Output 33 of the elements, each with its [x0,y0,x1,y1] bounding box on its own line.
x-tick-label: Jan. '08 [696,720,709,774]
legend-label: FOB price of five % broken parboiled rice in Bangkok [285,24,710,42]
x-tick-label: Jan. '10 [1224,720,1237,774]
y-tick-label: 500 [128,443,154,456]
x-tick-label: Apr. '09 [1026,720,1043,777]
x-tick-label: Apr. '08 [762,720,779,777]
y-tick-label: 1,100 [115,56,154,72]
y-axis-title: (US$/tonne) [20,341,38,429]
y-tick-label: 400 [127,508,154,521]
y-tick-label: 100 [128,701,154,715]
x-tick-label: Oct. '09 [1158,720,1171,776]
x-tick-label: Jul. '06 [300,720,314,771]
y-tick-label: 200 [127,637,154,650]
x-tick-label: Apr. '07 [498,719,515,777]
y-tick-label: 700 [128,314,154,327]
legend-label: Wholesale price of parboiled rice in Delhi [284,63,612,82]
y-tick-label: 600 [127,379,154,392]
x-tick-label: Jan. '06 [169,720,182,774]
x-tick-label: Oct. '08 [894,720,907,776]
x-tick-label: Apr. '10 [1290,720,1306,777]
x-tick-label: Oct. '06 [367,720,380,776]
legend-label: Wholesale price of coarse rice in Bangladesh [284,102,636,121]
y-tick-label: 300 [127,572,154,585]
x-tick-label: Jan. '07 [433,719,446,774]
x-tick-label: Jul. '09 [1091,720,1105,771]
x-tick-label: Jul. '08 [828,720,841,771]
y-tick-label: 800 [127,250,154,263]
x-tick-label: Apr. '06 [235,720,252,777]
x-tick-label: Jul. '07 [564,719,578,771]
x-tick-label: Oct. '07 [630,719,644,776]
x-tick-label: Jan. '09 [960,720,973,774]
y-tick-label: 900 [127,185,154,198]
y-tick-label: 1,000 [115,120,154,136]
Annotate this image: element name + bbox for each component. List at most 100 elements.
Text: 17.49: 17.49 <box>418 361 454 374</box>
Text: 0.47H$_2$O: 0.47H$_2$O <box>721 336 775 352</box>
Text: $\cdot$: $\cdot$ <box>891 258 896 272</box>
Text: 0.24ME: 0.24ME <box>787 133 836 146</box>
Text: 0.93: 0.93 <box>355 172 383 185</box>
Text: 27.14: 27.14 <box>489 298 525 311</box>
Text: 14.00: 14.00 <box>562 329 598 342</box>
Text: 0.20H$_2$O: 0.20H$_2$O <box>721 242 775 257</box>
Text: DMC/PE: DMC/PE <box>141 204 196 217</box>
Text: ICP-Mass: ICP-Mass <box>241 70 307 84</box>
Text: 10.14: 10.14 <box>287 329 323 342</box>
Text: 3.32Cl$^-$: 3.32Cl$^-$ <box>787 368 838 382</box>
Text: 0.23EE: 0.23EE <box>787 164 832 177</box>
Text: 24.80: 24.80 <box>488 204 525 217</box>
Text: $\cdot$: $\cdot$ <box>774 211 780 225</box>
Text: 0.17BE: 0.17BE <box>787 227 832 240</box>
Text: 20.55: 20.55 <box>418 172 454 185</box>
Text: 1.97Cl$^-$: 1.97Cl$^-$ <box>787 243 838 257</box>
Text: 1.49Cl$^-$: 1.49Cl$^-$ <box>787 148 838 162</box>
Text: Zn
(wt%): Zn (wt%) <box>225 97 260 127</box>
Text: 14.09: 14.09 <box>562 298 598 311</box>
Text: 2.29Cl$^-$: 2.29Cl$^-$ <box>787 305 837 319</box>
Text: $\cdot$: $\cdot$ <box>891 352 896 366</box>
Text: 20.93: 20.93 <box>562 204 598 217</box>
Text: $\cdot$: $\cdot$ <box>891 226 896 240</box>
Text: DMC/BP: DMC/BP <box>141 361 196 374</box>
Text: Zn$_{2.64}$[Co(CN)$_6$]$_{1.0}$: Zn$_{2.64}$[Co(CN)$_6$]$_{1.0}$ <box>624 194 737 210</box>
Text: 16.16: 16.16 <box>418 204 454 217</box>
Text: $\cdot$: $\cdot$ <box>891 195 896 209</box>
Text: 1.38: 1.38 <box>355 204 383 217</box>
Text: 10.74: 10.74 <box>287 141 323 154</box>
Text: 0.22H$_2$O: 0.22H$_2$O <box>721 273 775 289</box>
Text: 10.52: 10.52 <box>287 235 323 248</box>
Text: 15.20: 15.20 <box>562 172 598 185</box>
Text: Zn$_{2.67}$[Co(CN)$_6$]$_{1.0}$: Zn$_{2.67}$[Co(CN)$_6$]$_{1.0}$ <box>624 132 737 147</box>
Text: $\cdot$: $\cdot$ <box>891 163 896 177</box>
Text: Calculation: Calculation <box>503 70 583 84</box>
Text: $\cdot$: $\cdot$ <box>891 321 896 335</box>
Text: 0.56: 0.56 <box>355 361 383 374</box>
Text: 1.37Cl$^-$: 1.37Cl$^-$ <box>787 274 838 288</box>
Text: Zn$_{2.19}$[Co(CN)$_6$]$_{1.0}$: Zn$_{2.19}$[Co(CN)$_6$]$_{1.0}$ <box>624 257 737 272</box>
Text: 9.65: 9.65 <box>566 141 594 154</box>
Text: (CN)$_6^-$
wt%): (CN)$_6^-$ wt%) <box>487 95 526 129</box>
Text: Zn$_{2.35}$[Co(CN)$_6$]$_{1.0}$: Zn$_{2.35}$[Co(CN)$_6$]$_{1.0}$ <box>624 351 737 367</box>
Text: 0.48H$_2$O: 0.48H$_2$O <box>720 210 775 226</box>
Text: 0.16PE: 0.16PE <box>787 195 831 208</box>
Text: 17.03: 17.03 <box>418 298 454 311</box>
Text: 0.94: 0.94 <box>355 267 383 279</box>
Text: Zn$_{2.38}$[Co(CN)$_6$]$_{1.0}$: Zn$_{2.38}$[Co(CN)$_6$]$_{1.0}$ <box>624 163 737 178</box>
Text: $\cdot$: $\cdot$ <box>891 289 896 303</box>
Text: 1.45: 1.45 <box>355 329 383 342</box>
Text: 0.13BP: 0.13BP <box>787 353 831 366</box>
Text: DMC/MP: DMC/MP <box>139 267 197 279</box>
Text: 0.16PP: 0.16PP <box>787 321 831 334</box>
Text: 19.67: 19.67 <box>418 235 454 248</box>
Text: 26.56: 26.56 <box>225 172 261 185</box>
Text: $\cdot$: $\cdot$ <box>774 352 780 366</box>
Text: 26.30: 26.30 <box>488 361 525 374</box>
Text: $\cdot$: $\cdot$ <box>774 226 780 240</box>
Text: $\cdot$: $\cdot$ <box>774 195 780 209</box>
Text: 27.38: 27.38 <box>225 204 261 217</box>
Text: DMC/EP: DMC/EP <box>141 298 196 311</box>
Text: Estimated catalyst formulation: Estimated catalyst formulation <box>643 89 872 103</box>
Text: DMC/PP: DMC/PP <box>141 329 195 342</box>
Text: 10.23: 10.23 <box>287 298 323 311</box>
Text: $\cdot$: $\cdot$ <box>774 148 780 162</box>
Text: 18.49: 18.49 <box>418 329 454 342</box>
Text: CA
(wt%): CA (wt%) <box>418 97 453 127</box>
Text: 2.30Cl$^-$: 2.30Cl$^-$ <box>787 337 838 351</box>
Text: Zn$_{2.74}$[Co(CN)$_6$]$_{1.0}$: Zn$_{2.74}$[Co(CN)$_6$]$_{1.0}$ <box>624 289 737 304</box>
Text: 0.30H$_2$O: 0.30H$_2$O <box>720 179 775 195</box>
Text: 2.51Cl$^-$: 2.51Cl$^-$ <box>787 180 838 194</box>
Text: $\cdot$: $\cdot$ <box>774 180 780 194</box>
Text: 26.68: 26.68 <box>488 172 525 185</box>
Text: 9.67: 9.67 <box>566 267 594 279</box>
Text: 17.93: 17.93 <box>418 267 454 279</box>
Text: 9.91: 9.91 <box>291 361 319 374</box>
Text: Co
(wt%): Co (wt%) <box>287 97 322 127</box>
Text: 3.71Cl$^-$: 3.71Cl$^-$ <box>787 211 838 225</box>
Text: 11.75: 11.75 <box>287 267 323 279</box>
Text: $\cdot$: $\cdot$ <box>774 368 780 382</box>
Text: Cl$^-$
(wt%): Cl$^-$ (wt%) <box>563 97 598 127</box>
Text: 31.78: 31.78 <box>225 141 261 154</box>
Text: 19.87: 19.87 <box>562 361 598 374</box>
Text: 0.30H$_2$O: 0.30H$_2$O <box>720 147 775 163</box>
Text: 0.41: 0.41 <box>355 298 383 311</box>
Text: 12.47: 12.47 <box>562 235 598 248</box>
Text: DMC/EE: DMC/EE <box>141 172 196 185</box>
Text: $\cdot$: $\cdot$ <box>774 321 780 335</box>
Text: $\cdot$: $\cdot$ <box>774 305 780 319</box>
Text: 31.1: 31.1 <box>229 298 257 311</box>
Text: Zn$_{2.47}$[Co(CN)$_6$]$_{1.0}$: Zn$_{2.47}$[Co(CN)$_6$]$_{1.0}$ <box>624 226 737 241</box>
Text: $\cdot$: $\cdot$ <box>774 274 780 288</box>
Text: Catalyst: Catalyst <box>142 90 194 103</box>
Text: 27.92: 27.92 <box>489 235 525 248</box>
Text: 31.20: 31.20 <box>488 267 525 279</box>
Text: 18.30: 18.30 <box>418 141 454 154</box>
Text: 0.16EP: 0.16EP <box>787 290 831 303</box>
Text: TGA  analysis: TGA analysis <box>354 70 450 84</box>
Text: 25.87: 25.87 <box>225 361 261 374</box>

==*==

- [WRITTEN REQUEST]:
Could you write out the records word for word, from the very first line through the line containing "Text: 0.47H$_2$O: 0.47H$_2$O", with both of those lines included?

- [SOLUTION BELOW]:
Output 33 of the elements, each with its [x0,y0,x1,y1] bounding box on its own line.
x-tick-label: Jan. '08 [696,720,709,774]
legend-label: FOB price of five % broken parboiled rice in Bangkok [285,24,710,42]
x-tick-label: Jan. '10 [1224,720,1237,774]
y-tick-label: 500 [128,443,154,456]
x-tick-label: Apr. '09 [1026,720,1043,777]
x-tick-label: Apr. '08 [762,720,779,777]
y-tick-label: 1,100 [115,56,154,72]
y-axis-title: (US$/tonne) [20,341,38,429]
y-tick-label: 400 [127,508,154,521]
y-tick-label: 100 [128,701,154,715]
x-tick-label: Oct. '09 [1158,720,1171,776]
x-tick-label: Jul. '06 [300,720,314,771]
y-tick-label: 200 [127,637,154,650]
x-tick-label: Apr. '07 [498,719,515,777]
y-tick-label: 700 [128,314,154,327]
legend-label: Wholesale price of parboiled rice in Delhi [284,63,612,82]
y-tick-label: 600 [127,379,154,392]
x-tick-label: Jan. '06 [169,720,182,774]
x-tick-label: Oct. '08 [894,720,907,776]
x-tick-label: Apr. '10 [1290,720,1306,777]
x-tick-label: Oct. '06 [367,720,380,776]
legend-label: Wholesale price of coarse rice in Bangladesh [284,102,636,121]
y-tick-label: 300 [127,572,154,585]
x-tick-label: Jan. '07 [433,719,446,774]
x-tick-label: Jul. '09 [1091,720,1105,771]
x-tick-label: Jul. '08 [828,720,841,771]
y-tick-label: 800 [127,250,154,263]
x-tick-label: Apr. '06 [235,720,252,777]
x-tick-label: Jul. '07 [564,719,578,771]
x-tick-label: Oct. '07 [630,719,644,776]
x-tick-label: Jan. '09 [960,720,973,774]
y-tick-label: 900 [127,185,154,198]
y-tick-label: 1,000 [115,120,154,136]
Annotate this image: element name + bbox for each component. List at most 100 elements.
Text: 17.49: 17.49 <box>418 361 454 374</box>
Text: 0.47H$_2$O: 0.47H$_2$O <box>721 336 775 352</box>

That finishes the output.